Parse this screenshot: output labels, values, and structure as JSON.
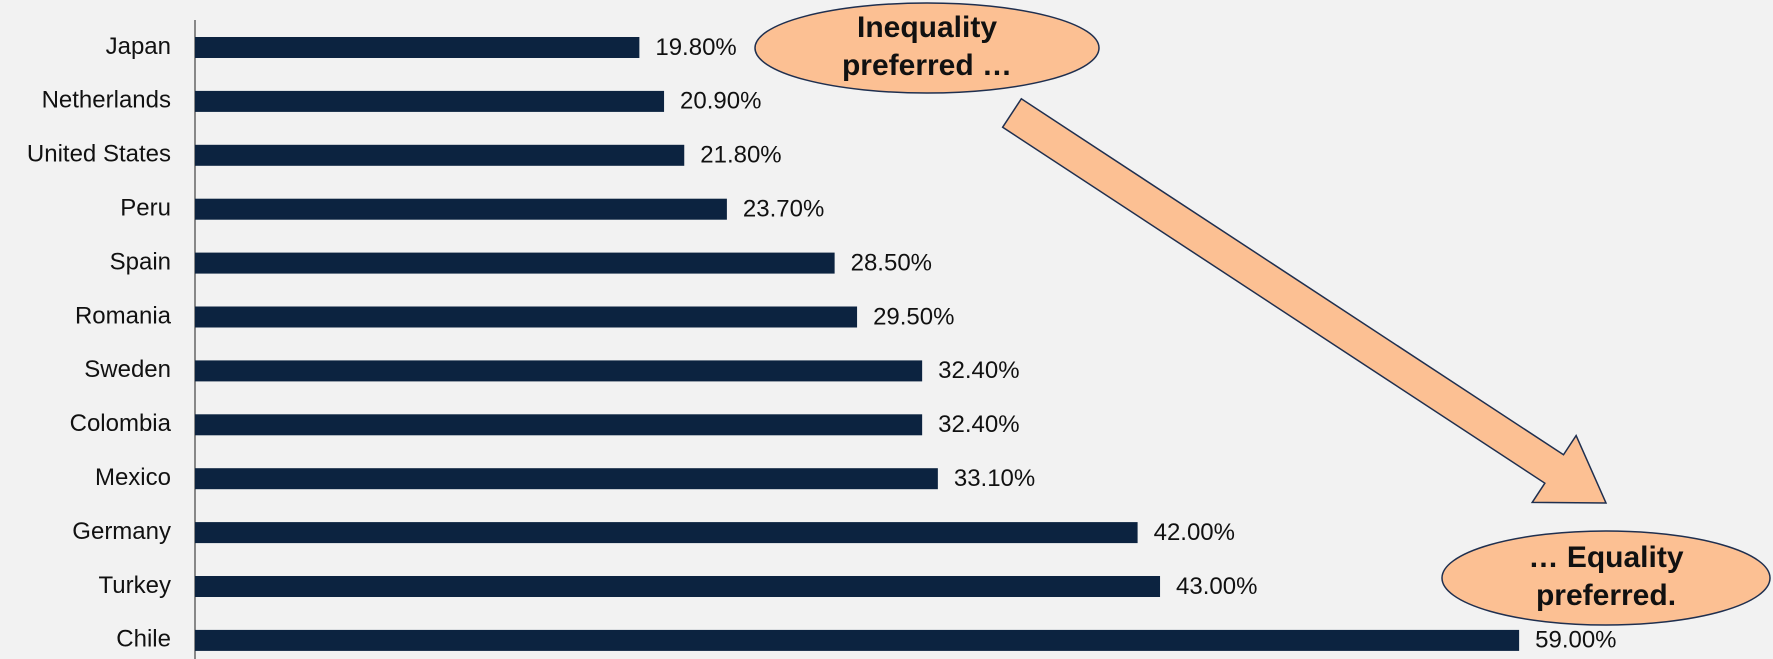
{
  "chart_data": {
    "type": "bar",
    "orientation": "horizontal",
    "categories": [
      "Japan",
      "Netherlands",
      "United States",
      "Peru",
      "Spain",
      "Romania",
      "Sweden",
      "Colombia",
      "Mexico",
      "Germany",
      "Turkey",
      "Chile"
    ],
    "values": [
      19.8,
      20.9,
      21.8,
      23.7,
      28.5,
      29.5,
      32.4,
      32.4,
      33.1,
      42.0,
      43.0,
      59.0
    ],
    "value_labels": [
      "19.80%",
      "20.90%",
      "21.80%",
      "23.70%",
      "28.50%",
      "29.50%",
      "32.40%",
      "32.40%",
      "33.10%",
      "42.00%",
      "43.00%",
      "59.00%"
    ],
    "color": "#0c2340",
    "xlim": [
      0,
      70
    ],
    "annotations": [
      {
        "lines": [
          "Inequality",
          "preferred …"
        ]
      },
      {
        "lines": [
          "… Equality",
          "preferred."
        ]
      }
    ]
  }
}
...
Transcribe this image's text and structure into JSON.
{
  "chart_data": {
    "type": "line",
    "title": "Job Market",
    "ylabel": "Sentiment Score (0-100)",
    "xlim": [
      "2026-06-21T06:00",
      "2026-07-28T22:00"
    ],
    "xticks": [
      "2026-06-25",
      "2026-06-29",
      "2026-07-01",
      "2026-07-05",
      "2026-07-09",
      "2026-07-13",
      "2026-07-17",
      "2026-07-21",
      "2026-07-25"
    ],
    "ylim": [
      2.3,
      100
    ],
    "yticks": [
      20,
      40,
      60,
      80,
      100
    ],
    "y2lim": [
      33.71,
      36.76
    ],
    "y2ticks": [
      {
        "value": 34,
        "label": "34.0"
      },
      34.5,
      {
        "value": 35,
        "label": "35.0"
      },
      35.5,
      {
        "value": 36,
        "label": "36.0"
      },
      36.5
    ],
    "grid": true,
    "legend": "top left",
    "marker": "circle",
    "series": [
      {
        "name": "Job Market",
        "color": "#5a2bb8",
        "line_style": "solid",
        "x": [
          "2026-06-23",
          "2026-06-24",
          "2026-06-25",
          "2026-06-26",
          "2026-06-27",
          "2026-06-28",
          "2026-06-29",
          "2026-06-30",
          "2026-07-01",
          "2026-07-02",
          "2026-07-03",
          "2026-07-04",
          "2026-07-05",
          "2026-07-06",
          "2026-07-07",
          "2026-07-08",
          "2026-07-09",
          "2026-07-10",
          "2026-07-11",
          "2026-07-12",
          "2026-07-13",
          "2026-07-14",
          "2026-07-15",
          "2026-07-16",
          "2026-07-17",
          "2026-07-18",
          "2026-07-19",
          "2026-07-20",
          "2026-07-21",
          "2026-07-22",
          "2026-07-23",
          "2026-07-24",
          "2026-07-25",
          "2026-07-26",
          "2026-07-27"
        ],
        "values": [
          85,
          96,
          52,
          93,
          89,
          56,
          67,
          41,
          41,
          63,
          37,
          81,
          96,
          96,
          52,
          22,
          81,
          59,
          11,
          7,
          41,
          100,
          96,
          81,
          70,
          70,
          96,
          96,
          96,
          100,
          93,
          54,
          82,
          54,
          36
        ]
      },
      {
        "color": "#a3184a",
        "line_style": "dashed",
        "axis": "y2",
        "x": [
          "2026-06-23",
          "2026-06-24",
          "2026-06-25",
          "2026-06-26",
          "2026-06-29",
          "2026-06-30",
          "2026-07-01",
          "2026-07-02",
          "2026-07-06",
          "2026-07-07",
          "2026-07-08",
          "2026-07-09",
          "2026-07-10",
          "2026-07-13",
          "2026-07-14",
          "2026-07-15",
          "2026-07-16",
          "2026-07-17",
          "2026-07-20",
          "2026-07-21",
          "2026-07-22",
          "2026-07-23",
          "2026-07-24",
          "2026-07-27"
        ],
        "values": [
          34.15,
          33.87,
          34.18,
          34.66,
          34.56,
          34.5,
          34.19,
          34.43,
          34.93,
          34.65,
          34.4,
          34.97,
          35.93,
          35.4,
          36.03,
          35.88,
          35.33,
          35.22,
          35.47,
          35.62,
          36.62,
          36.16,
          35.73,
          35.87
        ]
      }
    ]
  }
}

> [Goal of the exercise]
In the records above, locate the lines holding the word "JSON". Copy each of them.

> [Task output]
Parse this screenshot: output labels, values, and structure as JSON.
Transcribe this image's text and structure into JSON.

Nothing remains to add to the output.